--- WHAT IS NEEDED ---
Your task is to copy every record exactly.

--- THE DATA ---
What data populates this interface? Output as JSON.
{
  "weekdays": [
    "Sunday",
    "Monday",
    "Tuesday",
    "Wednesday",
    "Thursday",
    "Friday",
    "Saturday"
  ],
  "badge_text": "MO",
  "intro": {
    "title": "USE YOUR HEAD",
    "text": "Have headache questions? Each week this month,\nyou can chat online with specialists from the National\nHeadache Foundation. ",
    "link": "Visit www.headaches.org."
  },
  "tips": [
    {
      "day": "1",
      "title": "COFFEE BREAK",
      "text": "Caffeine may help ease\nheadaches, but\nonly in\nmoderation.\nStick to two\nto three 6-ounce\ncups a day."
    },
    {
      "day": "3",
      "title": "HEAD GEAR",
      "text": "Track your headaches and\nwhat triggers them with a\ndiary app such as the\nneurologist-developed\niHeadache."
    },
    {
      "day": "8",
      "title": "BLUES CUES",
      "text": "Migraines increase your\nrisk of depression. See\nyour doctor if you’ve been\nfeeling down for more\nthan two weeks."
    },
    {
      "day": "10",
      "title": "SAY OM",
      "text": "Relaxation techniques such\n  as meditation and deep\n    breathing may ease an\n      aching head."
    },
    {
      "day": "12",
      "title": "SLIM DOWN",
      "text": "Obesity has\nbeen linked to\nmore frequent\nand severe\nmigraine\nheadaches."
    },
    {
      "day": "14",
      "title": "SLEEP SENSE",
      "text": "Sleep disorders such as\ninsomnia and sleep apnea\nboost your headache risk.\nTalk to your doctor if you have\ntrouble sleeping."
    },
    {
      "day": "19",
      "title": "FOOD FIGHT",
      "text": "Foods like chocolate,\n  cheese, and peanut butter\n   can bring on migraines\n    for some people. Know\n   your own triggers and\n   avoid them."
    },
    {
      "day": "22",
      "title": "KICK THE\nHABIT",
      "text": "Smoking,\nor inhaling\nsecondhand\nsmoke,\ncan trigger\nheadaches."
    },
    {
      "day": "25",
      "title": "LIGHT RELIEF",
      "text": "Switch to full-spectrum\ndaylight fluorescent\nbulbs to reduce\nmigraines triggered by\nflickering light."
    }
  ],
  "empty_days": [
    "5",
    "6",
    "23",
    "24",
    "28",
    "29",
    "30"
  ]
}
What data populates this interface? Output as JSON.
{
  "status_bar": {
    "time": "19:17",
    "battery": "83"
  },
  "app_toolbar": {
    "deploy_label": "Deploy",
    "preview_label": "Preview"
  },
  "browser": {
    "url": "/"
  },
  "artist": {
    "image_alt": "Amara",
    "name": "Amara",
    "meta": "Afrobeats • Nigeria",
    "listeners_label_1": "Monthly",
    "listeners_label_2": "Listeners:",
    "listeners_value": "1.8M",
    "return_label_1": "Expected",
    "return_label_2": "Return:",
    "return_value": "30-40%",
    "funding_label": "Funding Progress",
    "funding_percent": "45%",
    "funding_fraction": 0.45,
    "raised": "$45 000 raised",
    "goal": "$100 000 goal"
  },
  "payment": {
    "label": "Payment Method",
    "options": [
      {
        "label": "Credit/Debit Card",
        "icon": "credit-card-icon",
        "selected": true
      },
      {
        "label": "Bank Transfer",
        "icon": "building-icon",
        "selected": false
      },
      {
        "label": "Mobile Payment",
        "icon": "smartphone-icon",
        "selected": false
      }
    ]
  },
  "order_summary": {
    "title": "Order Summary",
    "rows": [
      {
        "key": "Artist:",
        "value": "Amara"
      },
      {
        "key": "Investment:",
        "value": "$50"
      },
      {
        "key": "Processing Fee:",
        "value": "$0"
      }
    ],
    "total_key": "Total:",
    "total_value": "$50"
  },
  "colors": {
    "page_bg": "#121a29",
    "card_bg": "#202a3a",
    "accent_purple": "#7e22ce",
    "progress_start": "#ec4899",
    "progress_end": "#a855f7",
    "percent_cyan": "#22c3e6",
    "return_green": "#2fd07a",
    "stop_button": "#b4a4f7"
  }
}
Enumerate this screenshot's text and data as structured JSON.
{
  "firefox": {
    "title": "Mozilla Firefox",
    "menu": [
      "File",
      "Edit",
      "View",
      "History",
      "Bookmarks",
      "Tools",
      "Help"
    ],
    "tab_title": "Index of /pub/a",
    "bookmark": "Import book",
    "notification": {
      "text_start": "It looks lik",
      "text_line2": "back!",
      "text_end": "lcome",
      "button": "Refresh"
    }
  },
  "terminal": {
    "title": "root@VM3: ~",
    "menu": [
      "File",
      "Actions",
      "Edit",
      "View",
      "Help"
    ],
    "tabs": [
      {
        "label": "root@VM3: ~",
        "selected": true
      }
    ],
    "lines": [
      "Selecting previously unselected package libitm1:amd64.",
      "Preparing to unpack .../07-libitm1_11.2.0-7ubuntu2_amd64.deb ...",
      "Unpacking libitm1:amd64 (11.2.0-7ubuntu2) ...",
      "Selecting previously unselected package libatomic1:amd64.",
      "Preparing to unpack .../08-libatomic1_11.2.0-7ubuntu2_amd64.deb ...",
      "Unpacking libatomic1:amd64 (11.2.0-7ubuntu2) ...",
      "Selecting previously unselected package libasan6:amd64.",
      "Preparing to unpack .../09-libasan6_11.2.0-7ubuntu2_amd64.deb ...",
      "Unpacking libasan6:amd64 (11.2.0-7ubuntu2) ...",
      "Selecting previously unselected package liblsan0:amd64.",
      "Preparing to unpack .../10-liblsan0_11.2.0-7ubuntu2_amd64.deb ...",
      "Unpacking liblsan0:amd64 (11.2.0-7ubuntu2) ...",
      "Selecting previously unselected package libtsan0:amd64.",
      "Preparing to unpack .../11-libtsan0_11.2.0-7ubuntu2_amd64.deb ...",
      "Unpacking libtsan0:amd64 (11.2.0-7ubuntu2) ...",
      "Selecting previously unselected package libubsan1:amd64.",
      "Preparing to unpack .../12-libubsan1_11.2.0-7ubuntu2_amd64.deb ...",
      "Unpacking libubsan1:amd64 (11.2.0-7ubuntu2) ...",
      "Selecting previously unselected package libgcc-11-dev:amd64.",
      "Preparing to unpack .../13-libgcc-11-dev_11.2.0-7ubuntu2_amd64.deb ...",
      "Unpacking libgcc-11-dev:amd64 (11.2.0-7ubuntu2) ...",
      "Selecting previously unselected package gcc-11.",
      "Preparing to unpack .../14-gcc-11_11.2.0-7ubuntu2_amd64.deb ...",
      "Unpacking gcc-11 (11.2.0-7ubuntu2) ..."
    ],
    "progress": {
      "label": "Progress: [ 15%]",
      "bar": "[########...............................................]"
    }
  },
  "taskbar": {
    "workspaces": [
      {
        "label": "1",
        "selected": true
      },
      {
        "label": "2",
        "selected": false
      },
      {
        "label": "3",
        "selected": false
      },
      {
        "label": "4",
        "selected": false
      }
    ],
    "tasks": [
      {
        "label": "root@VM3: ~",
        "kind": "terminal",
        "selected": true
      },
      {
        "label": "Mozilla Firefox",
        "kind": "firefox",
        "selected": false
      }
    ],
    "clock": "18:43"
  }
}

--- SOLUTION BELOW ---
What data populates this interface? Output as JSON.
{
  "weekdays": [
    "Sunday",
    "Monday",
    "Tuesday",
    "Wednesday",
    "Thursday",
    "Friday",
    "Saturday"
  ],
  "badge_text": "MO",
  "intro": {
    "title": "USE YOUR HEAD",
    "text": "Have headache questions? Each week this month,\nyou can chat online with specialists from the National\nHeadache Foundation. ",
    "link": "Visit www.headaches.org."
  },
  "tips": [
    {
      "day": "1",
      "title": "COFFEE BREAK",
      "text": "Caffeine may help ease\nheadaches, but\nonly in\nmoderation.\nStick to two\nto three 6-ounce\ncups a day."
    },
    {
      "day": "3",
      "title": "HEAD GEAR",
      "text": "Track your headaches and\nwhat triggers them with a\ndiary app such as the\nneurologist-developed\niHeadache."
    },
    {
      "day": "8",
      "title": "BLUES CUES",
      "text": "Migraines increase your\nrisk of depression. See\nyour doctor if you’ve been\nfeeling down for more\nthan two weeks."
    },
    {
      "day": "10",
      "title": "SAY OM",
      "text": "Relaxation techniques such\n  as meditation and deep\n    breathing may ease an\n      aching head."
    },
    {
      "day": "12",
      "title": "SLIM DOWN",
      "text": "Obesity has\nbeen linked to\nmore frequent\nand severe\nmigraine\nheadaches."
    },
    {
      "day": "14",
      "title": "SLEEP SENSE",
      "text": "Sleep disorders such as\ninsomnia and sleep apnea\nboost your headache risk.\nTalk to your doctor if you have\ntrouble sleeping."
    },
    {
      "day": "19",
      "title": "FOOD FIGHT",
      "text": "Foods like chocolate,\n  cheese, and peanut butter\n   can bring on migraines\n    for some people. Know\n   your own triggers and\n   avoid them."
    },
    {
      "day": "22",
      "title": "KICK THE\nHABIT",
      "text": "Smoking,\nor inhaling\nsecondhand\nsmoke,\ncan trigger\nheadaches."
    },
    {
      "day": "25",
      "title": "LIGHT RELIEF",
      "text": "Switch to full-spectrum\ndaylight fluorescent\nbulbs to reduce\nmigraines triggered by\nflickering light."
    }
  ],
  "empty_days": [
    "5",
    "6",
    "23",
    "24",
    "28",
    "29",
    "30"
  ]
}
What data populates this interface? Output as JSON.
{
  "status_bar": {
    "time": "19:17",
    "battery": "83"
  },
  "app_toolbar": {
    "deploy_label": "Deploy",
    "preview_label": "Preview"
  },
  "browser": {
    "url": "/"
  },
  "artist": {
    "image_alt": "Amara",
    "name": "Amara",
    "meta": "Afrobeats • Nigeria",
    "listeners_label_1": "Monthly",
    "listeners_label_2": "Listeners:",
    "listeners_value": "1.8M",
    "return_label_1": "Expected",
    "return_label_2": "Return:",
    "return_value": "30-40%",
    "funding_label": "Funding Progress",
    "funding_percent": "45%",
    "funding_fraction": 0.45,
    "raised": "$45 000 raised",
    "goal": "$100 000 goal"
  },
  "payment": {
    "label": "Payment Method",
    "options": [
      {
        "label": "Credit/Debit Card",
        "icon": "credit-card-icon",
        "selected": true
      },
      {
        "label": "Bank Transfer",
        "icon": "building-icon",
        "selected": false
      },
      {
        "label": "Mobile Payment",
        "icon": "smartphone-icon",
        "selected": false
      }
    ]
  },
  "order_summary": {
    "title": "Order Summary",
    "rows": [
      {
        "key": "Artist:",
        "value": "Amara"
      },
      {
        "key": "Investment:",
        "value": "$50"
      },
      {
        "key": "Processing Fee:",
        "value": "$0"
      }
    ],
    "total_key": "Total:",
    "total_value": "$50"
  },
  "colors": {
    "page_bg": "#121a29",
    "card_bg": "#202a3a",
    "accent_purple": "#7e22ce",
    "progress_start": "#ec4899",
    "progress_end": "#a855f7",
    "percent_cyan": "#22c3e6",
    "return_green": "#2fd07a",
    "stop_button": "#b4a4f7"
  }
}
Enumerate this screenshot's text and data as structured JSON.
{
  "firefox": {
    "title": "Mozilla Firefox",
    "menu": [
      "File",
      "Edit",
      "View",
      "History",
      "Bookmarks",
      "Tools",
      "Help"
    ],
    "tab_title": "Index of /pub/a",
    "bookmark": "Import book",
    "notification": {
      "text_start": "It looks lik",
      "text_line2": "back!",
      "text_end": "lcome",
      "button": "Refresh"
    }
  },
  "terminal": {
    "title": "root@VM3: ~",
    "menu": [
      "File",
      "Actions",
      "Edit",
      "View",
      "Help"
    ],
    "tabs": [
      {
        "label": "root@VM3: ~",
        "selected": true
      }
    ],
    "lines": [
      "Selecting previously unselected package libitm1:amd64.",
      "Preparing to unpack .../07-libitm1_11.2.0-7ubuntu2_amd64.deb ...",
      "Unpacking libitm1:amd64 (11.2.0-7ubuntu2) ...",
      "Selecting previously unselected package libatomic1:amd64.",
      "Preparing to unpack .../08-libatomic1_11.2.0-7ubuntu2_amd64.deb ...",
      "Unpacking libatomic1:amd64 (11.2.0-7ubuntu2) ...",
      "Selecting previously unselected package libasan6:amd64.",
      "Preparing to unpack .../09-libasan6_11.2.0-7ubuntu2_amd64.deb ...",
      "Unpacking libasan6:amd64 (11.2.0-7ubuntu2) ...",
      "Selecting previously unselected package liblsan0:amd64.",
      "Preparing to unpack .../10-liblsan0_11.2.0-7ubuntu2_amd64.deb ...",
      "Unpacking liblsan0:amd64 (11.2.0-7ubuntu2) ...",
      "Selecting previously unselected package libtsan0:amd64.",
      "Preparing to unpack .../11-libtsan0_11.2.0-7ubuntu2_amd64.deb ...",
      "Unpacking libtsan0:amd64 (11.2.0-7ubuntu2) ...",
      "Selecting previously unselected package libubsan1:amd64.",
      "Preparing to unpack .../12-libubsan1_11.2.0-7ubuntu2_amd64.deb ...",
      "Unpacking libubsan1:amd64 (11.2.0-7ubuntu2) ...",
      "Selecting previously unselected package libgcc-11-dev:amd64.",
      "Preparing to unpack .../13-libgcc-11-dev_11.2.0-7ubuntu2_amd64.deb ...",
      "Unpacking libgcc-11-dev:amd64 (11.2.0-7ubuntu2) ...",
      "Selecting previously unselected package gcc-11.",
      "Preparing to unpack .../14-gcc-11_11.2.0-7ubuntu2_amd64.deb ...",
      "Unpacking gcc-11 (11.2.0-7ubuntu2) ..."
    ],
    "progress": {
      "label": "Progress: [ 15%]",
      "bar": "[########...............................................]"
    }
  },
  "taskbar": {
    "workspaces": [
      {
        "label": "1",
        "selected": true
      },
      {
        "label": "2",
        "selected": false
      },
      {
        "label": "3",
        "selected": false
      },
      {
        "label": "4",
        "selected": false
      }
    ],
    "tasks": [
      {
        "label": "root@VM3: ~",
        "kind": "terminal",
        "selected": true
      },
      {
        "label": "Mozilla Firefox",
        "kind": "firefox",
        "selected": false
      }
    ],
    "clock": "18:43"
  }
}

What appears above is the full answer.